-- START LISTING --

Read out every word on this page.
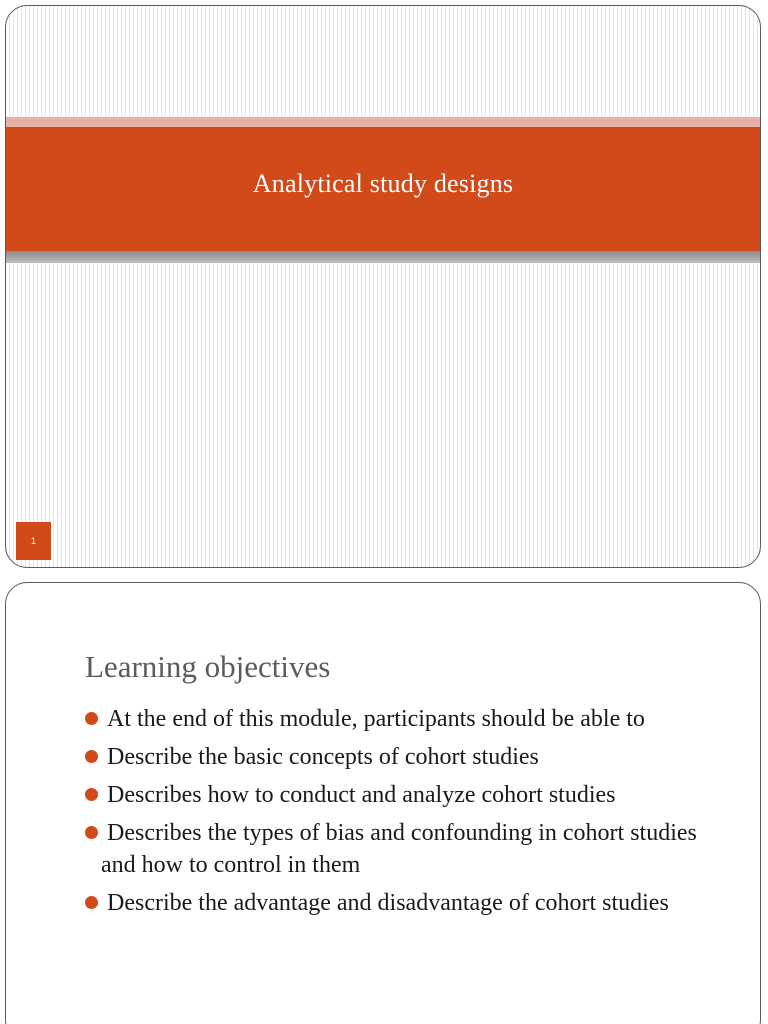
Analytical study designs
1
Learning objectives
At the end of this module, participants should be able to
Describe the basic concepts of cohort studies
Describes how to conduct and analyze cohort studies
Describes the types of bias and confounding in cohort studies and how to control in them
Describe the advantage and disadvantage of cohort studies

-- END LISTING --

- _CHALLENGE_: Using the listing, collect all lines in which the string "studies" is found.

- _RESULT OF THIS TASK_:
Describe the basic concepts of cohort studies
Describes how to conduct and analyze cohort studies
Describes the types of bias and confounding in cohort studies and how to control in them
Describe the advantage and disadvantage of cohort studies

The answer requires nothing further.